→ **PROBLEM REQUIREMENTS**: Copy out the entries in full and with complete accuracy; pictures are excluded.

→ **DATA EXTRACT**:

* Begin *

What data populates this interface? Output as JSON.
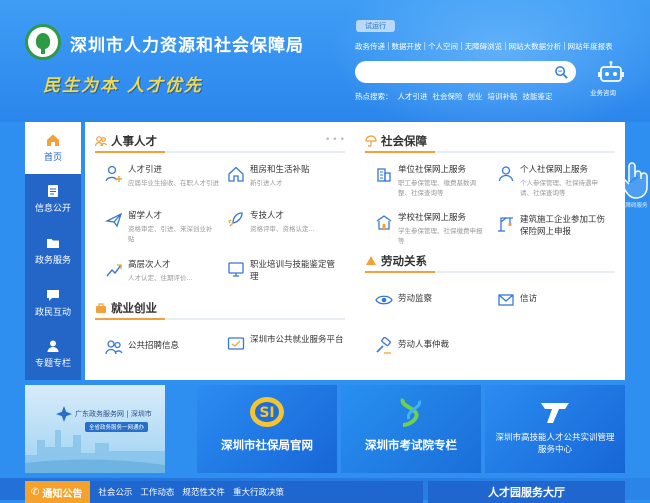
{
  "header": {
    "site_name": "深圳市人力资源和社会保障局",
    "slogan": "民生为本  人才优先",
    "trial_badge": "试运行",
    "top_links": [
      "政务传递",
      "数据开放",
      "个人空间",
      "无障碍浏览",
      "网站大数据分析",
      "网站年度报表"
    ],
    "search_placeholder": "",
    "hot_label": "热点搜索：",
    "hot_terms": [
      "人才引进",
      "社会保险",
      "创业",
      "培训补贴",
      "技能鉴定"
    ],
    "robot_label": "业务咨询",
    "hand_label": "无障碍服务"
  },
  "nav": [
    {
      "label": "首页",
      "icon": "home-icon",
      "active": true
    },
    {
      "label": "信息公开",
      "icon": "info-icon",
      "active": false
    },
    {
      "label": "政务服务",
      "icon": "folder-icon",
      "active": false
    },
    {
      "label": "政民互动",
      "icon": "chat-icon",
      "active": false
    },
    {
      "label": "专题专栏",
      "icon": "user-icon",
      "active": false
    }
  ],
  "sections": {
    "talent": {
      "title": "人事人才",
      "items": [
        {
          "title": "人才引进",
          "desc": "应届毕业生接收、在职人才引进",
          "icon": "person-plus-icon"
        },
        {
          "title": "租房和生活补贴",
          "desc": "新引进人才",
          "icon": "house-icon"
        },
        {
          "title": "留学人才",
          "desc": "资格审定、引进、来深创业补贴",
          "icon": "plane-icon"
        },
        {
          "title": "专技人才",
          "desc": "资格评审、资格认定...",
          "icon": "rocket-icon"
        },
        {
          "title": "高层次人才",
          "desc": "人才认定、住期评价...",
          "icon": "chart-icon"
        },
        {
          "title": "职业培训与技能鉴定管理",
          "desc": "",
          "icon": "training-icon"
        }
      ]
    },
    "business": {
      "title": "就业创业",
      "items": [
        {
          "title": "公共招聘信息",
          "desc": "",
          "icon": "people-icon"
        },
        {
          "title": "深圳市公共就业服务平台",
          "desc": "",
          "icon": "platform-icon"
        }
      ]
    },
    "social": {
      "title": "社会保障",
      "items": [
        {
          "title": "单位社保网上服务",
          "desc": "职工参保管理、缴费基数调整、社保查询等",
          "icon": "building-icon"
        },
        {
          "title": "个人社保网上服务",
          "desc": "个人参保管理、社保待遇申请、社保查询等",
          "icon": "person-icon"
        },
        {
          "title": "学校社保网上服务",
          "desc": "学生参保管理、社保缴费申报等",
          "icon": "school-icon"
        },
        {
          "title": "建筑施工企业参加工伤保险网上申报",
          "desc": "",
          "icon": "crane-icon"
        }
      ]
    },
    "labor": {
      "title": "劳动关系",
      "items": [
        {
          "title": "劳动监察",
          "desc": "",
          "icon": "eye-icon"
        },
        {
          "title": "信访",
          "desc": "",
          "icon": "mail-icon"
        },
        {
          "title": "劳动人事仲裁",
          "desc": "",
          "icon": "gavel-icon"
        }
      ]
    }
  },
  "banners": [
    {
      "name": "广东政务服务网",
      "sub": "深圳市",
      "note": "全省政务服务一网通办"
    },
    {
      "name": "深圳市社保局官网"
    },
    {
      "name": "深圳市考试院专栏"
    },
    {
      "name": "深圳市高技能人才公共实训管理服务中心"
    }
  ],
  "bottom": {
    "notice_title": "通知公告",
    "notice_tabs": [
      "社会公示",
      "工作动态",
      "规范性文件",
      "重大行政决策"
    ],
    "talent_title": "人才园服务大厅"
  },
  "colors": {
    "primary": "#2366c7",
    "accent": "#f0a13a",
    "header": "#3f9df5"
  }
}
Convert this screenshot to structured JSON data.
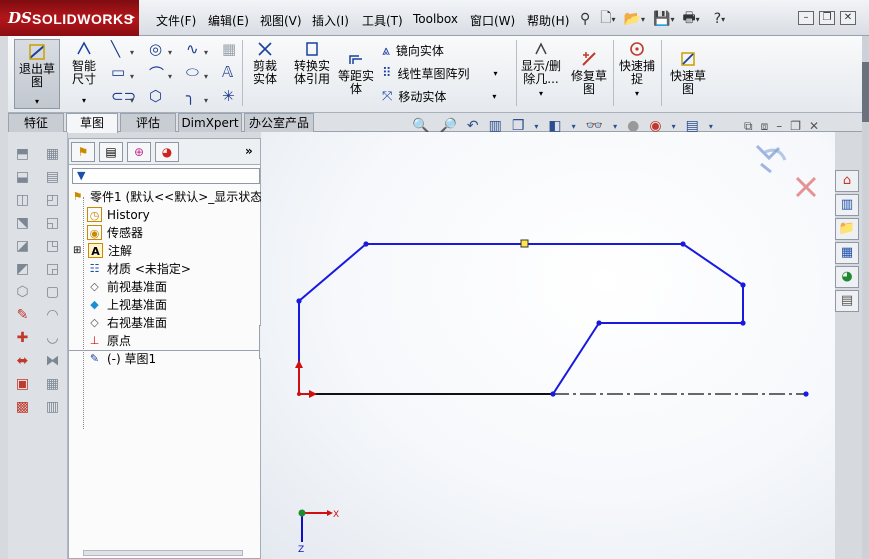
{
  "app": {
    "brand_ds": "DS",
    "brand_name": "SOLIDWORKS"
  },
  "menu": [
    {
      "label": "文件(F)"
    },
    {
      "label": "编辑(E)"
    },
    {
      "label": "视图(V)"
    },
    {
      "label": "插入(I)"
    },
    {
      "label": "工具(T)"
    },
    {
      "label": "Toolbox"
    },
    {
      "label": "窗口(W)"
    },
    {
      "label": "帮助(H)"
    }
  ],
  "ribbon": {
    "exit_sketch": "退出草图",
    "smart_dim": "智能尺寸",
    "trim": "剪裁实体",
    "convert": "转换实体引用",
    "offset": "等距实体",
    "mirror": "镜向实体",
    "linear_pattern": "线性草图阵列",
    "move": "移动实体",
    "show_delete": "显示/删除几...",
    "repair": "修复草图",
    "quick_snap": "快速捕捉",
    "rapid_sketch": "快速草图"
  },
  "tabs": [
    {
      "label": "特征"
    },
    {
      "label": "草图"
    },
    {
      "label": "评估"
    },
    {
      "label": "DimXpert"
    },
    {
      "label": "办公室产品"
    }
  ],
  "tree": {
    "part": "零件1 (默认<<默认>_显示状态",
    "items": [
      {
        "label": "History",
        "icon": "history-icon"
      },
      {
        "label": "传感器",
        "icon": "sensor-icon"
      },
      {
        "label": "注解",
        "icon": "annotation-icon"
      },
      {
        "label": "材质 <未指定>",
        "icon": "material-icon"
      },
      {
        "label": "前视基准面",
        "icon": "plane-icon"
      },
      {
        "label": "上视基准面",
        "icon": "plane-icon"
      },
      {
        "label": "右视基准面",
        "icon": "plane-icon"
      },
      {
        "label": "原点",
        "icon": "origin-icon"
      },
      {
        "label": "(-) 草图1",
        "icon": "sketch-icon"
      }
    ]
  },
  "colors": {
    "sketch_line": "#1a1adf",
    "origin_red": "#d01010",
    "brand_red": "#b3161b"
  }
}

* End *

→ **THE COMPLETED TASK**:
What data populates this interface? Output as JSON.
{
  "header": {
    "site_name": "深圳市人力资源和社会保障局",
    "slogan": "民生为本  人才优先",
    "trial_badge": "试运行",
    "top_links": [
      "政务传递",
      "数据开放",
      "个人空间",
      "无障碍浏览",
      "网站大数据分析",
      "网站年度报表"
    ],
    "search_placeholder": "",
    "hot_label": "热点搜索：",
    "hot_terms": [
      "人才引进",
      "社会保险",
      "创业",
      "培训补贴",
      "技能鉴定"
    ],
    "robot_label": "业务咨询",
    "hand_label": "无障碍服务"
  },
  "nav": [
    {
      "label": "首页",
      "icon": "home-icon",
      "active": true
    },
    {
      "label": "信息公开",
      "icon": "info-icon",
      "active": false
    },
    {
      "label": "政务服务",
      "icon": "folder-icon",
      "active": false
    },
    {
      "label": "政民互动",
      "icon": "chat-icon",
      "active": false
    },
    {
      "label": "专题专栏",
      "icon": "user-icon",
      "active": false
    }
  ],
  "sections": {
    "talent": {
      "title": "人事人才",
      "items": [
        {
          "title": "人才引进",
          "desc": "应届毕业生接收、在职人才引进",
          "icon": "person-plus-icon"
        },
        {
          "title": "租房和生活补贴",
          "desc": "新引进人才",
          "icon": "house-icon"
        },
        {
          "title": "留学人才",
          "desc": "资格审定、引进、来深创业补贴",
          "icon": "plane-icon"
        },
        {
          "title": "专技人才",
          "desc": "资格评审、资格认定...",
          "icon": "rocket-icon"
        },
        {
          "title": "高层次人才",
          "desc": "人才认定、住期评价...",
          "icon": "chart-icon"
        },
        {
          "title": "职业培训与技能鉴定管理",
          "desc": "",
          "icon": "training-icon"
        }
      ]
    },
    "business": {
      "title": "就业创业",
      "items": [
        {
          "title": "公共招聘信息",
          "desc": "",
          "icon": "people-icon"
        },
        {
          "title": "深圳市公共就业服务平台",
          "desc": "",
          "icon": "platform-icon"
        }
      ]
    },
    "social": {
      "title": "社会保障",
      "items": [
        {
          "title": "单位社保网上服务",
          "desc": "职工参保管理、缴费基数调整、社保查询等",
          "icon": "building-icon"
        },
        {
          "title": "个人社保网上服务",
          "desc": "个人参保管理、社保待遇申请、社保查询等",
          "icon": "person-icon"
        },
        {
          "title": "学校社保网上服务",
          "desc": "学生参保管理、社保缴费申报等",
          "icon": "school-icon"
        },
        {
          "title": "建筑施工企业参加工伤保险网上申报",
          "desc": "",
          "icon": "crane-icon"
        }
      ]
    },
    "labor": {
      "title": "劳动关系",
      "items": [
        {
          "title": "劳动监察",
          "desc": "",
          "icon": "eye-icon"
        },
        {
          "title": "信访",
          "desc": "",
          "icon": "mail-icon"
        },
        {
          "title": "劳动人事仲裁",
          "desc": "",
          "icon": "gavel-icon"
        }
      ]
    }
  },
  "banners": [
    {
      "name": "广东政务服务网",
      "sub": "深圳市",
      "note": "全省政务服务一网通办"
    },
    {
      "name": "深圳市社保局官网"
    },
    {
      "name": "深圳市考试院专栏"
    },
    {
      "name": "深圳市高技能人才公共实训管理服务中心"
    }
  ],
  "bottom": {
    "notice_title": "通知公告",
    "notice_tabs": [
      "社会公示",
      "工作动态",
      "规范性文件",
      "重大行政决策"
    ],
    "talent_title": "人才园服务大厅"
  },
  "colors": {
    "primary": "#2366c7",
    "accent": "#f0a13a",
    "header": "#3f9df5"
  }
}
Convert this screenshot to structured JSON data.
{
  "app": {
    "brand_ds": "DS",
    "brand_name": "SOLIDWORKS"
  },
  "menu": [
    {
      "label": "文件(F)"
    },
    {
      "label": "编辑(E)"
    },
    {
      "label": "视图(V)"
    },
    {
      "label": "插入(I)"
    },
    {
      "label": "工具(T)"
    },
    {
      "label": "Toolbox"
    },
    {
      "label": "窗口(W)"
    },
    {
      "label": "帮助(H)"
    }
  ],
  "ribbon": {
    "exit_sketch": "退出草图",
    "smart_dim": "智能尺寸",
    "trim": "剪裁实体",
    "convert": "转换实体引用",
    "offset": "等距实体",
    "mirror": "镜向实体",
    "linear_pattern": "线性草图阵列",
    "move": "移动实体",
    "show_delete": "显示/删除几...",
    "repair": "修复草图",
    "quick_snap": "快速捕捉",
    "rapid_sketch": "快速草图"
  },
  "tabs": [
    {
      "label": "特征"
    },
    {
      "label": "草图"
    },
    {
      "label": "评估"
    },
    {
      "label": "DimXpert"
    },
    {
      "label": "办公室产品"
    }
  ],
  "tree": {
    "part": "零件1 (默认<<默认>_显示状态",
    "items": [
      {
        "label": "History",
        "icon": "history-icon"
      },
      {
        "label": "传感器",
        "icon": "sensor-icon"
      },
      {
        "label": "注解",
        "icon": "annotation-icon"
      },
      {
        "label": "材质 <未指定>",
        "icon": "material-icon"
      },
      {
        "label": "前视基准面",
        "icon": "plane-icon"
      },
      {
        "label": "上视基准面",
        "icon": "plane-icon"
      },
      {
        "label": "右视基准面",
        "icon": "plane-icon"
      },
      {
        "label": "原点",
        "icon": "origin-icon"
      },
      {
        "label": "(-) 草图1",
        "icon": "sketch-icon"
      }
    ]
  },
  "colors": {
    "sketch_line": "#1a1adf",
    "origin_red": "#d01010",
    "brand_red": "#b3161b"
  }
}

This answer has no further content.